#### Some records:
————

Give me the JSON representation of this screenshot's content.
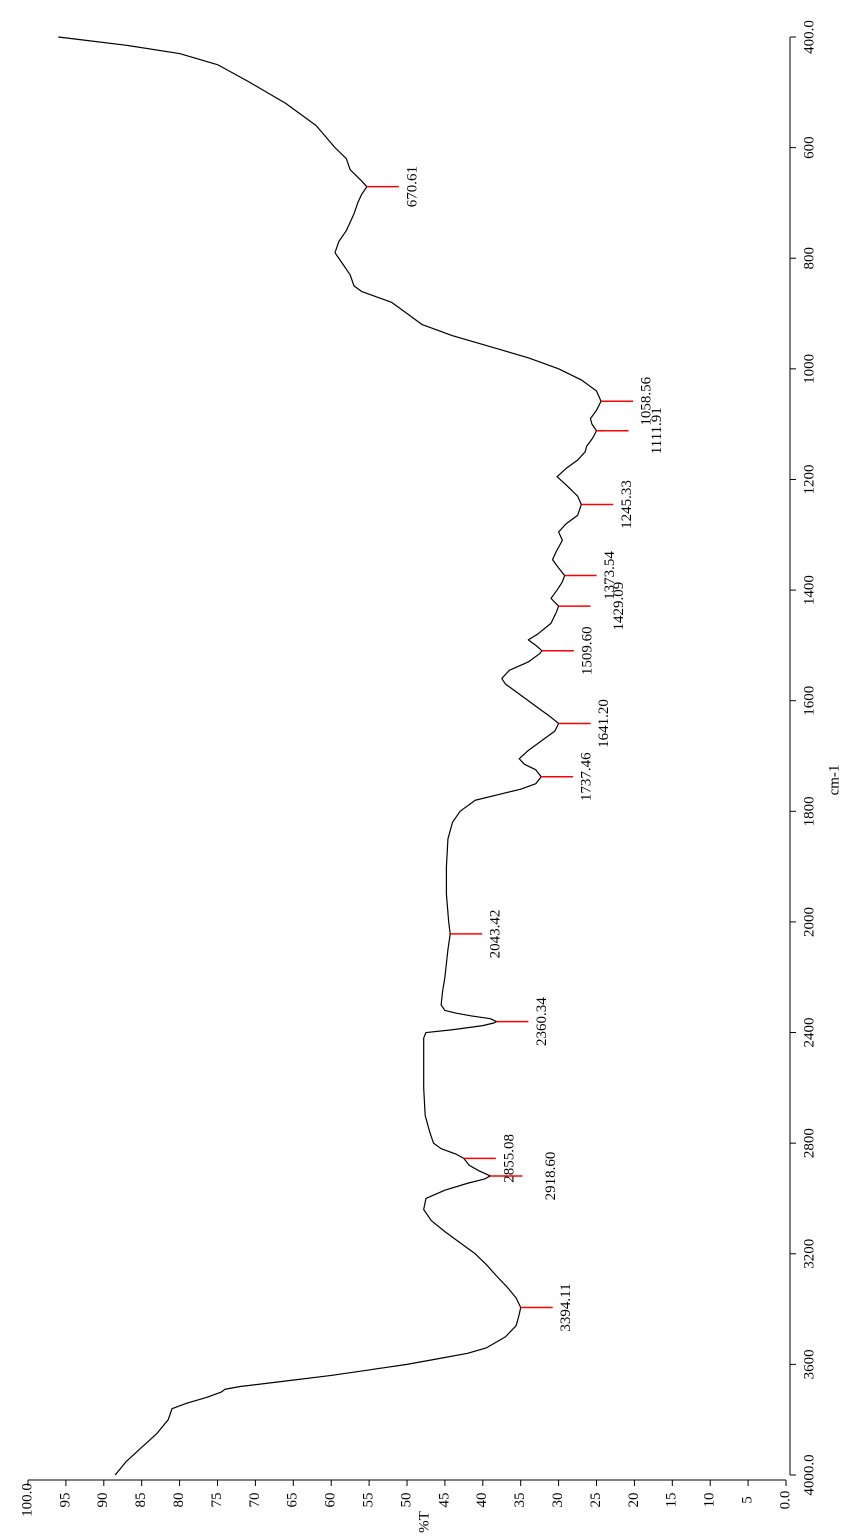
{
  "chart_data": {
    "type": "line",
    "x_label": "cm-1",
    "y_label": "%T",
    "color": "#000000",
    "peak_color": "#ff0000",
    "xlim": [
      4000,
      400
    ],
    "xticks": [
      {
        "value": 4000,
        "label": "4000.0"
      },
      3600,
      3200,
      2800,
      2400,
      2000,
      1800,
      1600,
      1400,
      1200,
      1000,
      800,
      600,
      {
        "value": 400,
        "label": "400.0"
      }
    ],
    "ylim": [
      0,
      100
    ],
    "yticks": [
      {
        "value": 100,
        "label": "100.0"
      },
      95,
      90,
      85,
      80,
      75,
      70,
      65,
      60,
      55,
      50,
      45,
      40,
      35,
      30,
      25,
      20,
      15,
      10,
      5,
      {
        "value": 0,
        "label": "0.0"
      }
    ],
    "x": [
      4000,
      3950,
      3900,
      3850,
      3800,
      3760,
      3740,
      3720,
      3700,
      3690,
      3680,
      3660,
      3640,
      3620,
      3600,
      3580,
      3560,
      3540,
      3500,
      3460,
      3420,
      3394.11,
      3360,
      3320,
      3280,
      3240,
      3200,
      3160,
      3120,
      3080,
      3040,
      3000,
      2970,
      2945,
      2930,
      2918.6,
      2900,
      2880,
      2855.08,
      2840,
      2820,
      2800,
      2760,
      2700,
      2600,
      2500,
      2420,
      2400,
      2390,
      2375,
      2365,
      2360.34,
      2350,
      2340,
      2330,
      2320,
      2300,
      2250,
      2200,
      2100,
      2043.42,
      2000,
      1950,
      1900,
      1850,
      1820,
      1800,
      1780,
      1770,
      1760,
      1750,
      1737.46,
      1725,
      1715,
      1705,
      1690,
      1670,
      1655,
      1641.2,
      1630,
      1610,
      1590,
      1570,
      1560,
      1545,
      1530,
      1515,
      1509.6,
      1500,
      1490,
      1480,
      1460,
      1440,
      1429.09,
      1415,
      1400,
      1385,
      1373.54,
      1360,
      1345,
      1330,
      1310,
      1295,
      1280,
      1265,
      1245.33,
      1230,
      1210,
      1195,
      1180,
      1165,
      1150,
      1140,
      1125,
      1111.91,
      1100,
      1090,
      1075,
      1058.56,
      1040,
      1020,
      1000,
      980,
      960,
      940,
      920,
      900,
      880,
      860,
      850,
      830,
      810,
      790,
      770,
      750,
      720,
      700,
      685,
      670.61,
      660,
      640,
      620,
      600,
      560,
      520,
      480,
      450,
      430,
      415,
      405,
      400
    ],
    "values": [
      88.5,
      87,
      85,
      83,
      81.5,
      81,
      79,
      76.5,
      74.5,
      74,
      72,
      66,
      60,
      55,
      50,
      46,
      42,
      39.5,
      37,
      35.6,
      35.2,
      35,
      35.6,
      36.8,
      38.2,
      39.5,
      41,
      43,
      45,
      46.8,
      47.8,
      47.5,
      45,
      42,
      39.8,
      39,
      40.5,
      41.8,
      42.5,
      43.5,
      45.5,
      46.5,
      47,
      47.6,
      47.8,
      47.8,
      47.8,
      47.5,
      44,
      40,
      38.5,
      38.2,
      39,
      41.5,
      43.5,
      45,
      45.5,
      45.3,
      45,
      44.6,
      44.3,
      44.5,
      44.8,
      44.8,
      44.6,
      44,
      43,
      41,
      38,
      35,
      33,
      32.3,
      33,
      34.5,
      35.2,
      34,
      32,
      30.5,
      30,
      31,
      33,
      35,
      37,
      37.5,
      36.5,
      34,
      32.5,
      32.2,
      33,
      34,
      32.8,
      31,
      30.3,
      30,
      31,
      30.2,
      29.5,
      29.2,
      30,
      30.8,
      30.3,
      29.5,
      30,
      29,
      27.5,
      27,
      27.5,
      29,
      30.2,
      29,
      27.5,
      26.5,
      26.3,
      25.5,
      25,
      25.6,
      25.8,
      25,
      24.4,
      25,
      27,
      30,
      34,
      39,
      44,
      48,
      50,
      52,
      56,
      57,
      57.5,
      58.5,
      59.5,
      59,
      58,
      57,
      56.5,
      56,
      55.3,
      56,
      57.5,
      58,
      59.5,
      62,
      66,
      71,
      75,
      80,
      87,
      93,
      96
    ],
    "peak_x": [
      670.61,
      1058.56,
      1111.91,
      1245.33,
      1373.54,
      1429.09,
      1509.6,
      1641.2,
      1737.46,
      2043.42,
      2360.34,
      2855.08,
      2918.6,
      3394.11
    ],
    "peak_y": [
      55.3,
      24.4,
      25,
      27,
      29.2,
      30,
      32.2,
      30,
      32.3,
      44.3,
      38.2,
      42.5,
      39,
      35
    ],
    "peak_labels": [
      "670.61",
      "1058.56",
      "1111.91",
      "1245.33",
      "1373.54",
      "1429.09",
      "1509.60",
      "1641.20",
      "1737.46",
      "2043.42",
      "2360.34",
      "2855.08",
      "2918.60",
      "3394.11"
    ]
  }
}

————

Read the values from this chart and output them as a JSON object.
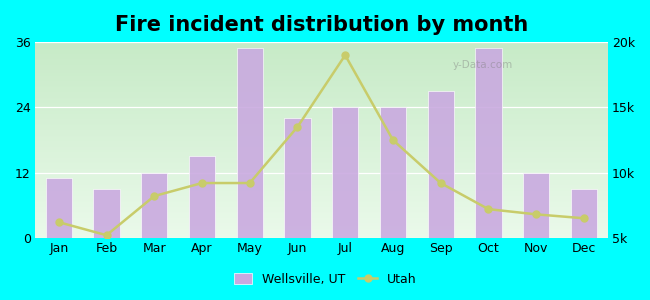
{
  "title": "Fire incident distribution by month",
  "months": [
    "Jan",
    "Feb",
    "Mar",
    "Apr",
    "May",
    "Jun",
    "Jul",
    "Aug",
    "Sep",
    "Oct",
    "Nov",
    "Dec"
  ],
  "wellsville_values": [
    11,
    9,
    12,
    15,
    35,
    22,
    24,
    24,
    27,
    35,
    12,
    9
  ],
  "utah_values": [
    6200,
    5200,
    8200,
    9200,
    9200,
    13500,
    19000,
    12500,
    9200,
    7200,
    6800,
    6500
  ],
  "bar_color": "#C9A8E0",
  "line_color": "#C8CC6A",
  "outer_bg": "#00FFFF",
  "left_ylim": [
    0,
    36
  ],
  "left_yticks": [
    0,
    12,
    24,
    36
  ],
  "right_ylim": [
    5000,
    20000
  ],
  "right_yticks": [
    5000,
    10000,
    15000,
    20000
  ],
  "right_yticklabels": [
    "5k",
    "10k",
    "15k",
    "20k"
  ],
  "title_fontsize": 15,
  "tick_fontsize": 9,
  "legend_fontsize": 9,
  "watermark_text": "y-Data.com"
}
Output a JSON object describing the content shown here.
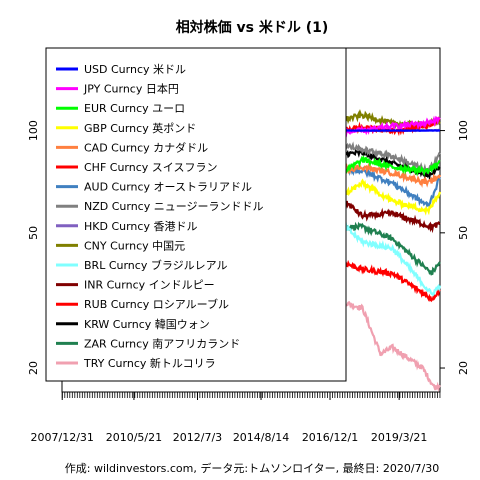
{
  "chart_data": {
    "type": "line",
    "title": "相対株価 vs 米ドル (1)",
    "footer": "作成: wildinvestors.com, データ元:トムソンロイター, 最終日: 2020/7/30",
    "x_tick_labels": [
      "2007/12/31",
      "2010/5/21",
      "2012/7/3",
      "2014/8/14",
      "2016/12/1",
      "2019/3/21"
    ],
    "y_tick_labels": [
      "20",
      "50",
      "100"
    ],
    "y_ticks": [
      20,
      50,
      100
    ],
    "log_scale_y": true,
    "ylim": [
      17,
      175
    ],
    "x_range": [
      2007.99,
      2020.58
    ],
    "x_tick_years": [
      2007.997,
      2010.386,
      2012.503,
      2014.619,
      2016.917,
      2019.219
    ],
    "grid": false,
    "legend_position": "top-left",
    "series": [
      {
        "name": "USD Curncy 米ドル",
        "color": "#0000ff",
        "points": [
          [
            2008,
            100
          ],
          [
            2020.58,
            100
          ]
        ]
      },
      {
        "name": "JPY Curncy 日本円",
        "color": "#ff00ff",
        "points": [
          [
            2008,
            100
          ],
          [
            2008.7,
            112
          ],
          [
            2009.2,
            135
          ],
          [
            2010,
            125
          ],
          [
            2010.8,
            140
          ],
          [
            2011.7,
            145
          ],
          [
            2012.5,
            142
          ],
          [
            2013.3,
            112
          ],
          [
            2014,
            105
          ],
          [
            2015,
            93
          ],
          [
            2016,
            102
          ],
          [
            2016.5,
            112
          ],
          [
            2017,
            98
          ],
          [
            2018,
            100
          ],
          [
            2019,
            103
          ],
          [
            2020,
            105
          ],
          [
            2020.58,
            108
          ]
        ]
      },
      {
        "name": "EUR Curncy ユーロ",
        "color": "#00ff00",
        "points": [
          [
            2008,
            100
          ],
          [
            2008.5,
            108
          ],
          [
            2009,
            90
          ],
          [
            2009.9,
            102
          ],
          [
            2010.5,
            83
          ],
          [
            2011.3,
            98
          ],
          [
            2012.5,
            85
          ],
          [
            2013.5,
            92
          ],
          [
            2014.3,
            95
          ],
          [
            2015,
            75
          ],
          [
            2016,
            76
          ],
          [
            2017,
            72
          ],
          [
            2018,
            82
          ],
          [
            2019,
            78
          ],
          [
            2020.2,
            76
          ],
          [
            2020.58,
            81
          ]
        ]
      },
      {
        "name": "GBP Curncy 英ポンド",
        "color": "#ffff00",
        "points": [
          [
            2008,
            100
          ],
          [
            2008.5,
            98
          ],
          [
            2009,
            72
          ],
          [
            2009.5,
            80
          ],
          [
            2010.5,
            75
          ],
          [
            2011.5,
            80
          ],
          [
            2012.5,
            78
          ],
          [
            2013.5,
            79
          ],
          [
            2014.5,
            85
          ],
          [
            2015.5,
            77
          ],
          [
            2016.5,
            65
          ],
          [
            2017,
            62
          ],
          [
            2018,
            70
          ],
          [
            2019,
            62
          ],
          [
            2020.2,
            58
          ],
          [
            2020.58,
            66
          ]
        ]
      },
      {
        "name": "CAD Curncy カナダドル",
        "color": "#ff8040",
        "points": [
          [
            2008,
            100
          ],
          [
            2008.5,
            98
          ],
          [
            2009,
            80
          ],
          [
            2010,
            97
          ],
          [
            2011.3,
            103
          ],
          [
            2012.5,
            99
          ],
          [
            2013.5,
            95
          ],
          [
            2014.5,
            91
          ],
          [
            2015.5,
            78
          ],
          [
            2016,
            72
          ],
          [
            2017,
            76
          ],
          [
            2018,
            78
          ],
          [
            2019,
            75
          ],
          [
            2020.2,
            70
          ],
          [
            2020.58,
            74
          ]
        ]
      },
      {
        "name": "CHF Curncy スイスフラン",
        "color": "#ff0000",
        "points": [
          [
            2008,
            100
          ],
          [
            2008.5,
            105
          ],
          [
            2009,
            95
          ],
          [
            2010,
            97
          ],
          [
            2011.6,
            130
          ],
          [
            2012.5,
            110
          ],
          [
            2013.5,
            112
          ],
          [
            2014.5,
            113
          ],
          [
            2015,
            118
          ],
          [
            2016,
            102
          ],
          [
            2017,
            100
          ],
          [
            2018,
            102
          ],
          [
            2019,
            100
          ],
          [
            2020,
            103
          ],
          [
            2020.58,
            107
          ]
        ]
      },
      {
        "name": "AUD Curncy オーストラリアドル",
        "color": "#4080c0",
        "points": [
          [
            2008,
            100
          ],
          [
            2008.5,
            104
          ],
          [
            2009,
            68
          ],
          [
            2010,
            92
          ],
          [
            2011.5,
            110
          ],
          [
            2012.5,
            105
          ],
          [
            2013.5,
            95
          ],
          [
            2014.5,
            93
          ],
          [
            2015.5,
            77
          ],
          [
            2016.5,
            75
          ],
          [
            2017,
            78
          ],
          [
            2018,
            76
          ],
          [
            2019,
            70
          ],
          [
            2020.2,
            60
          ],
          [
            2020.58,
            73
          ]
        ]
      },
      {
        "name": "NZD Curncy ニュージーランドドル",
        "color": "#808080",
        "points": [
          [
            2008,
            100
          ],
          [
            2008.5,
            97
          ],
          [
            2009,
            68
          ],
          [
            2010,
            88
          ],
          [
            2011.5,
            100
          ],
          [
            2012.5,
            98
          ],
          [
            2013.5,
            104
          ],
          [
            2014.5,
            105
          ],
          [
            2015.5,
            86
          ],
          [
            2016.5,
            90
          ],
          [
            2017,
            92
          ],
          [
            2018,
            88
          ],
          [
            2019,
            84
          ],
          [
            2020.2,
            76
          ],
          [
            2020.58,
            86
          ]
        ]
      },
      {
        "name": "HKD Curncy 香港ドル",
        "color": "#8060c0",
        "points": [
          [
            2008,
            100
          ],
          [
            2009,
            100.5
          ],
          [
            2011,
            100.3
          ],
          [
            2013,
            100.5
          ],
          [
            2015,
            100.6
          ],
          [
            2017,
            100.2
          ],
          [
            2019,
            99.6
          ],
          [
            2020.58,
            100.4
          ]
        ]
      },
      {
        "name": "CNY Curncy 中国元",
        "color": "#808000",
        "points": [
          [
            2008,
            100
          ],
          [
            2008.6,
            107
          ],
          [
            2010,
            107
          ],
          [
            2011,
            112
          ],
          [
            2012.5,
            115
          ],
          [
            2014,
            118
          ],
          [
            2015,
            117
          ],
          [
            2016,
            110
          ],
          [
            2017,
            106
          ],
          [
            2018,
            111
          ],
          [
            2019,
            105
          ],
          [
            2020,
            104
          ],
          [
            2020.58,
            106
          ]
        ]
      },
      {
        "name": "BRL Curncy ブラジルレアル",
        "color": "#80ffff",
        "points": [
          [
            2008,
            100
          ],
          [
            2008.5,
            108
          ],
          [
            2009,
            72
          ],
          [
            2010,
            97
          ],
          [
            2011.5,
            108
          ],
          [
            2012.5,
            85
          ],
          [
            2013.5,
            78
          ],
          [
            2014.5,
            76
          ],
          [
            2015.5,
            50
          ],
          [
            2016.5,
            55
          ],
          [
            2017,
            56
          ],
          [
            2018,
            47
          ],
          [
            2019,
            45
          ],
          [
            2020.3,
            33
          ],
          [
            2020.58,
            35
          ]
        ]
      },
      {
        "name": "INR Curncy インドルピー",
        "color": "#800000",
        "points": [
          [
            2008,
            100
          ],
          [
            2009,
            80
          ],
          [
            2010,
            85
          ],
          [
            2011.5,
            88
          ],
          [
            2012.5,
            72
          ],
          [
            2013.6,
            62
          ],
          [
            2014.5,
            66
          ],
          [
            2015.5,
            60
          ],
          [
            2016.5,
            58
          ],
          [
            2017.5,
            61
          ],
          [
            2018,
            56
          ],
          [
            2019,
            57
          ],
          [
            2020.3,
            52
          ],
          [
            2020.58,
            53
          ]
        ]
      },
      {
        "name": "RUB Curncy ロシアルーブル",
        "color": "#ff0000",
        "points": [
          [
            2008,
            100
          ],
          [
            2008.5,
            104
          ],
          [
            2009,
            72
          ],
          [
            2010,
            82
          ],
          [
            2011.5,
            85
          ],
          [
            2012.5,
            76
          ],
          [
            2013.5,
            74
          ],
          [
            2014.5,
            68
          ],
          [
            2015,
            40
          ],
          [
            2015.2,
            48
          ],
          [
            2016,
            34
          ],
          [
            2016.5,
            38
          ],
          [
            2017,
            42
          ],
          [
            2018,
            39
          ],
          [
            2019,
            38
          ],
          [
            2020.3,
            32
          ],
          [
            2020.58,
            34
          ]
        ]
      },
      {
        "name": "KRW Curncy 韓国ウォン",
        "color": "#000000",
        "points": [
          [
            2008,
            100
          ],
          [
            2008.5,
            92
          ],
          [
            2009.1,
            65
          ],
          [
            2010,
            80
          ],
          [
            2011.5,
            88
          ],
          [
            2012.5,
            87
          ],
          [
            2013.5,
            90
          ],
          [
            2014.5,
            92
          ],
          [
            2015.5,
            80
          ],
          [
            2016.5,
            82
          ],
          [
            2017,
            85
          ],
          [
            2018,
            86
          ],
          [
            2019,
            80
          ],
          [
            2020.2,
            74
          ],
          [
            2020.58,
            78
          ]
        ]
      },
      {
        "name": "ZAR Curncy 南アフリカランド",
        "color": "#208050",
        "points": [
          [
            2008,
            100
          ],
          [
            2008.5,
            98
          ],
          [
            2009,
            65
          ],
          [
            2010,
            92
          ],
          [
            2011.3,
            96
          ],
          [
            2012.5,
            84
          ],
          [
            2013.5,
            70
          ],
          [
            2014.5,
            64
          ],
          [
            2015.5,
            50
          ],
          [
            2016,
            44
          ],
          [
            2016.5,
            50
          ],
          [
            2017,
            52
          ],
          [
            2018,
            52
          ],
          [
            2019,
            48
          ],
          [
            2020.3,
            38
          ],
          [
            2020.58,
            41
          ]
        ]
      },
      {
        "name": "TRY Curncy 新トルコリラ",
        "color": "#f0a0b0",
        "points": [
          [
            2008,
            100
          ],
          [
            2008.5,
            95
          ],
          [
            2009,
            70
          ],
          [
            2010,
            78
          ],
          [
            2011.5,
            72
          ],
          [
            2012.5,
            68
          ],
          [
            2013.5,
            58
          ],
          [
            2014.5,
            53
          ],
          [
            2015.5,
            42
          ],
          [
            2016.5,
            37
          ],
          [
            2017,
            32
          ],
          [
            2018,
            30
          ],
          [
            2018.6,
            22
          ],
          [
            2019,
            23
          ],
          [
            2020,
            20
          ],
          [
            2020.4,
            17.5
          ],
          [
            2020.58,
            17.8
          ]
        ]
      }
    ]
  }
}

————

#### GOAL OF THE EXERCISE:
In the entries above, how many lines contain the word "content"? Answer with the number only.

#### TASK ANSWER:
2